◆ **STATED TASK**: Only the lines holding the string "조직부장" are needed. Copy each one.

◆ **PROVIDED ENTRIES**:
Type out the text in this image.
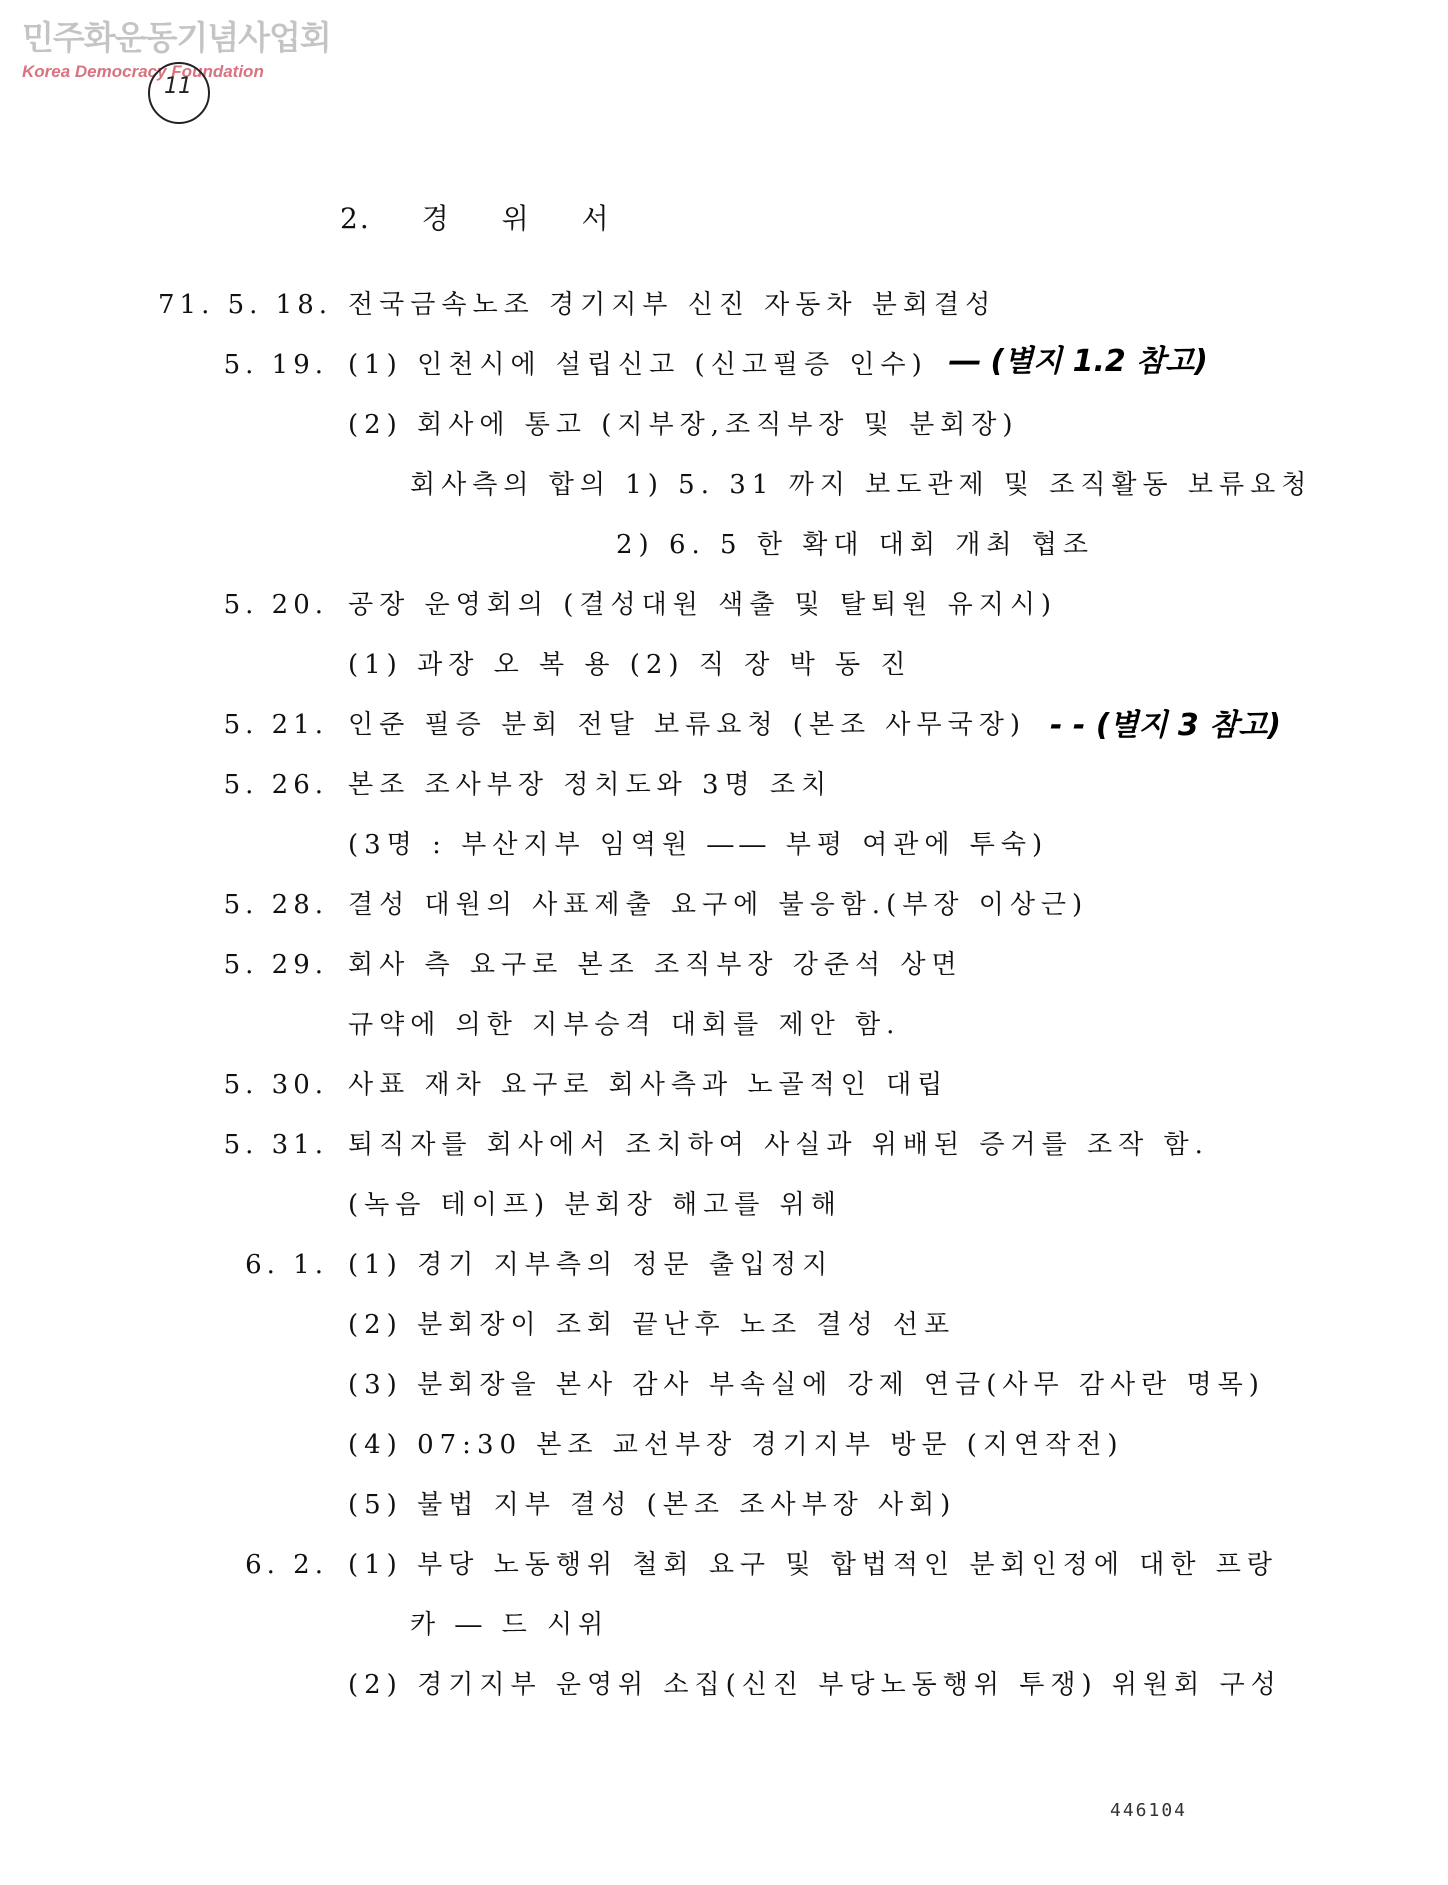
민주화운동기념사업회
Korea Democracy Foundation
11
2. 경 위 서
71. 5. 18. 전국금속노조 경기지부 신진 자동차 분회결성
5. 19. (1) 인천시에 설립신고 (신고필증 인수)
(2) 회사에 통고 (지부장,조직부장 및 분회장)
회사측의 합의 1) 5. 31 까지 보도관제 및 조직활동 보류요청
2) 6. 5 한 확대 대회 개최 협조
5. 20. 공장 운영회의 (결성대원 색출 및 탈퇴원 유지시)
(1) 과장 오 복 용 (2) 직 장 박 동 진
5. 21. 인준 필증 분회 전달 보류요청 (본조 사무국장)
5. 26. 본조 조사부장 정치도와 3명 조치
(3명 : 부산지부 임역원 ―― 부평 여관에 투숙)
5. 28. 결성 대원의 사표제출 요구에 불응함.(부장 이상근)
5. 29. 회사 측 요구로 본조 조직부장 강준석 상면
규약에 의한 지부승격 대회를 제안 함.
5. 30. 사표 재차 요구로 회사측과 노골적인 대립
5. 31. 퇴직자를 회사에서 조치하여 사실과 위배된 증거를 조작 함.
(녹음 테이프) 분회장 해고를 위해
6. 1. (1) 경기 지부측의 정문 출입정지
(2) 분회장이 조회 끝난후 노조 결성 선포
(3) 분회장을 본사 감사 부속실에 강제 연금(사무 감사란 명목)
(4) 07:30 본조 교선부장 경기지부 방문 (지연작전)
(5) 불법 지부 결성 (본조 조사부장 사회)
6. 2. (1) 부당 노동행위 철회 요구 및 합법적인 분회인정에 대한 프랑
카 ― 드 시위
(2) 경기지부 운영위 소집(신진 부당노동행위 투쟁) 위원회 구성
― (별지 1.2 참고)
- - (별지 3 참고)
446104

◆ **TASK OUTPUT**:
(2) 회사에 통고 (지부장,조직부장 및 분회장)
5. 29. 회사 측 요구로 본조 조직부장 강준석 상면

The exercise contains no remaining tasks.